Given a list of numbers:

In [0]:
ls = [2, 3, 5, 7, 11, 13, 17, 23, 29, 31, 37, 43, 47, 53]

Find and return the index of `target` in the given sequence `xs`:

In [0]:
def search_linear(xs, target):
    """ Find and return the index of target in sequence xs """
    for (i, v) in enumerate(xs):
        if v == target:
            return i
    return -1

In [0]:
print(search_linear(ls, 1))
print(search_linear(ls, 17))

### Probing

- Each time we check whether `v == target` we'll call it a **probe**

    - We like to count probes as a measure of how efficient our
        algorithm is

    - this will be a good enough indication of how long our algorithm
        will take to execute


- Linear searching is characterized by the fact that the number of
    probes needed to find some target depends directly on the length of
    the list

- On average, when the target is present, we're going to need to go
    about halfway through the list, or N/2 probes


### Linear Performance

- We say that linear search has linear performance (linear meaning
    *straight line*)

▸ **Direction 1**: In the records, from the first line up to and including the line that contains "tree-item-right-plane[interactable]: ▭ 右视基准面: [0, 374, 249, 396]", replace "smart-dim-label" with "smart-dimension-label" and leave everything else unchanged.

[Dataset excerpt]
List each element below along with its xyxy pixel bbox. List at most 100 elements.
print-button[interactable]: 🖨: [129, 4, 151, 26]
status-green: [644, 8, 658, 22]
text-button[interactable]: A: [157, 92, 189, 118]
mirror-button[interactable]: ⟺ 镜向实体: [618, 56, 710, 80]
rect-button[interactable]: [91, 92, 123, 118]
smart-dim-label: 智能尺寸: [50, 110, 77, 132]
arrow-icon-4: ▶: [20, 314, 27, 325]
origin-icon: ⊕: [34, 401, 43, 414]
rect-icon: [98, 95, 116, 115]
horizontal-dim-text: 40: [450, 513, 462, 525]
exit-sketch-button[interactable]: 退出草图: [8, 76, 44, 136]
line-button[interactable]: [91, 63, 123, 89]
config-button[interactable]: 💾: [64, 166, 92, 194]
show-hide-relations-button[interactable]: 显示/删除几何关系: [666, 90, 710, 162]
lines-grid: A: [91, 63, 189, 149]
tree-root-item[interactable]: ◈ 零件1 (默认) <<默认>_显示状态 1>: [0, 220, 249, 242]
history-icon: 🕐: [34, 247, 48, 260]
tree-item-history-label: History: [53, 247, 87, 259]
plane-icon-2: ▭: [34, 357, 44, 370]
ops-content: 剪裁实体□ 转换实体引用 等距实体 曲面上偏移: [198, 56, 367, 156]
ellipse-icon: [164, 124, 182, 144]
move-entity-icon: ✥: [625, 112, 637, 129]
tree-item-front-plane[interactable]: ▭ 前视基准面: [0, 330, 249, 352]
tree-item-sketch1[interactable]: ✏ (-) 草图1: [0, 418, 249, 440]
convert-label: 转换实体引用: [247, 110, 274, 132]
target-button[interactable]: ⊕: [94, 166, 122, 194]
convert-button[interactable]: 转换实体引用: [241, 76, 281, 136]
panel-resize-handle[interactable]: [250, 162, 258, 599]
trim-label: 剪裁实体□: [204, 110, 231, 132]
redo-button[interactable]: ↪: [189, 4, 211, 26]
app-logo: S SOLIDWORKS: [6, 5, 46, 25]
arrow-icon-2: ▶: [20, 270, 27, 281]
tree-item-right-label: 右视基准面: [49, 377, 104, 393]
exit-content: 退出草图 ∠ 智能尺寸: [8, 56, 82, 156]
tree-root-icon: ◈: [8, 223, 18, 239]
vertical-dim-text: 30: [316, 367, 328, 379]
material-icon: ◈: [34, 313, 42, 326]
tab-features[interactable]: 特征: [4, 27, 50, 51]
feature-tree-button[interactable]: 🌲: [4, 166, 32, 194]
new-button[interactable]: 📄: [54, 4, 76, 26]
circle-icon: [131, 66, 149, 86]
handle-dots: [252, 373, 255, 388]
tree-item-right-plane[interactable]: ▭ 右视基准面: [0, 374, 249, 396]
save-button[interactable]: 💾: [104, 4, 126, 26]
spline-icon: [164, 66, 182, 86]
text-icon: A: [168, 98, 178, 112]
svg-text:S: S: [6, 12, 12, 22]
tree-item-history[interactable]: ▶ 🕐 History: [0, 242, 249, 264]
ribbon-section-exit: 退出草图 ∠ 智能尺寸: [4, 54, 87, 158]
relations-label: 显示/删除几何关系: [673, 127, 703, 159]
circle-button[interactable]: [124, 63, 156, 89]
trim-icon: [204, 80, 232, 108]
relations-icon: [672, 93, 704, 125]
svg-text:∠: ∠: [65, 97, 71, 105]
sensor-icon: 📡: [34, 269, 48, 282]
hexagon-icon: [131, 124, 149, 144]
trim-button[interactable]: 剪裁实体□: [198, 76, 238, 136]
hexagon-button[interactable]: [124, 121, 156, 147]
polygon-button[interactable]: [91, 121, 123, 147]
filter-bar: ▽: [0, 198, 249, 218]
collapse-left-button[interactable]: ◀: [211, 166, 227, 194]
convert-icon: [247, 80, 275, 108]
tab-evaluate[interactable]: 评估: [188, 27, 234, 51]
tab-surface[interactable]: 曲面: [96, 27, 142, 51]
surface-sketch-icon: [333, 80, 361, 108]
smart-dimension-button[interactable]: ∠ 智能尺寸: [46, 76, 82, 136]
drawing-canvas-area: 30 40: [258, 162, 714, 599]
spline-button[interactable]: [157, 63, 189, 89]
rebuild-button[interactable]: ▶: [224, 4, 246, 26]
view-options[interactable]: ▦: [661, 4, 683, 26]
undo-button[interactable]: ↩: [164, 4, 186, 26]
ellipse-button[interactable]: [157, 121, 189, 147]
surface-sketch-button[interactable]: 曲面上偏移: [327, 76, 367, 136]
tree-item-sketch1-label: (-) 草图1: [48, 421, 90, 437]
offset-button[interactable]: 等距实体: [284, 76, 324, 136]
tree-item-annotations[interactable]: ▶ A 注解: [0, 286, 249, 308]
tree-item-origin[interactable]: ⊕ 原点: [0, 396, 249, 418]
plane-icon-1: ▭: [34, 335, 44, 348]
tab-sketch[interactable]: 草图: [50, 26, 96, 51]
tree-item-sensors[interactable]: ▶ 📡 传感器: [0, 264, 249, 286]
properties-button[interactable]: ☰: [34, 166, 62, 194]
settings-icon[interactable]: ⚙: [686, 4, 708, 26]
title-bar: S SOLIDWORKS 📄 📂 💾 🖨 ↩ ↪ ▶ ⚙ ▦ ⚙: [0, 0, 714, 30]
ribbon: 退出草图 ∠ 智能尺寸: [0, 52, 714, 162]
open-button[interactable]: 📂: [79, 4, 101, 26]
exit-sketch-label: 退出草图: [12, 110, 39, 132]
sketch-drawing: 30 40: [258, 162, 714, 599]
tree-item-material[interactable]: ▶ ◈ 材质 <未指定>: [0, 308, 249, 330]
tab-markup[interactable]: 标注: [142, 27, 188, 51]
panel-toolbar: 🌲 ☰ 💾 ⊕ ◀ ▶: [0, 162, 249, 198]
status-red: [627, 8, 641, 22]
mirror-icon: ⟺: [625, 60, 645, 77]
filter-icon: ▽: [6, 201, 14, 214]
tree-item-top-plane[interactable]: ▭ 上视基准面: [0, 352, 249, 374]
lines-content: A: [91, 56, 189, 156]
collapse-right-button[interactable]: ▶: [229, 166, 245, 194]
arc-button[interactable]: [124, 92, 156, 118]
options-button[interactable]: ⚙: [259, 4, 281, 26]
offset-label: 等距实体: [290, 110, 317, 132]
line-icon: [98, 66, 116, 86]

▸ **Direction 2**: Echo the entire text on linear search word for word.

▸ **Solution 1**:
List each element below along with its xyxy pixel bbox. List at most 100 elements.
print-button[interactable]: 🖨: [129, 4, 151, 26]
status-green: [644, 8, 658, 22]
text-button[interactable]: A: [157, 92, 189, 118]
mirror-button[interactable]: ⟺ 镜向实体: [618, 56, 710, 80]
rect-button[interactable]: [91, 92, 123, 118]
smart-dimension-label: 智能尺寸: [50, 110, 77, 132]
arrow-icon-4: ▶: [20, 314, 27, 325]
origin-icon: ⊕: [34, 401, 43, 414]
rect-icon: [98, 95, 116, 115]
horizontal-dim-text: 40: [450, 513, 462, 525]
exit-sketch-button[interactable]: 退出草图: [8, 76, 44, 136]
line-button[interactable]: [91, 63, 123, 89]
config-button[interactable]: 💾: [64, 166, 92, 194]
show-hide-relations-button[interactable]: 显示/删除几何关系: [666, 90, 710, 162]
lines-grid: A: [91, 63, 189, 149]
tree-root-item[interactable]: ◈ 零件1 (默认) <<默认>_显示状态 1>: [0, 220, 249, 242]
history-icon: 🕐: [34, 247, 48, 260]
tree-item-history-label: History: [53, 247, 87, 259]
plane-icon-2: ▭: [34, 357, 44, 370]
ops-content: 剪裁实体□ 转换实体引用 等距实体 曲面上偏移: [198, 56, 367, 156]
ellipse-icon: [164, 124, 182, 144]
move-entity-icon: ✥: [625, 112, 637, 129]
tree-item-front-plane[interactable]: ▭ 前视基准面: [0, 330, 249, 352]
tree-item-sketch1[interactable]: ✏ (-) 草图1: [0, 418, 249, 440]
convert-label: 转换实体引用: [247, 110, 274, 132]
target-button[interactable]: ⊕: [94, 166, 122, 194]
convert-button[interactable]: 转换实体引用: [241, 76, 281, 136]
panel-resize-handle[interactable]: [250, 162, 258, 599]
trim-label: 剪裁实体□: [204, 110, 231, 132]
redo-button[interactable]: ↪: [189, 4, 211, 26]
app-logo: S SOLIDWORKS: [6, 5, 46, 25]
arrow-icon-2: ▶: [20, 270, 27, 281]
tree-item-right-label: 右视基准面: [49, 377, 104, 393]
exit-content: 退出草图 ∠ 智能尺寸: [8, 56, 82, 156]
tree-root-icon: ◈: [8, 223, 18, 239]
vertical-dim-text: 30: [316, 367, 328, 379]
material-icon: ◈: [34, 313, 42, 326]
tab-features[interactable]: 特征: [4, 27, 50, 51]
feature-tree-button[interactable]: 🌲: [4, 166, 32, 194]
new-button[interactable]: 📄: [54, 4, 76, 26]
circle-icon: [131, 66, 149, 86]
handle-dots: [252, 373, 255, 388]
tree-item-right-plane[interactable]: ▭ 右视基准面: [0, 374, 249, 396]

▸ **Solution 2**:
Given a list of numbers:

In [0]:
ls = [2, 3, 5, 7, 11, 13, 17, 23, 29, 31, 37, 43, 47, 53]

Find and return the index of `target` in the given sequence `xs`:

In [0]:
def search_linear(xs, target):
    """ Find and return the index of target in sequence xs """
    for (i, v) in enumerate(xs):
        if v == target:
            return i
    return -1

In [0]:
print(search_linear(ls, 1))
print(search_linear(ls, 17))

### Probing

- Each time we check whether `v == target` we'll call it a **probe**

    - We like to count probes as a measure of how efficient our
        algorithm is

    - this will be a good enough indication of how long our algorithm
        will take to execute


- Linear searching is characterized by the fact that the number of
    probes needed to find some target depends directly on the length of
    the list

- On average, when the target is present, we're going to need to go
    about halfway through the list, or N/2 probes


### Linear Performance

- We say that linear search has linear performance (linear meaning
    *straight line*)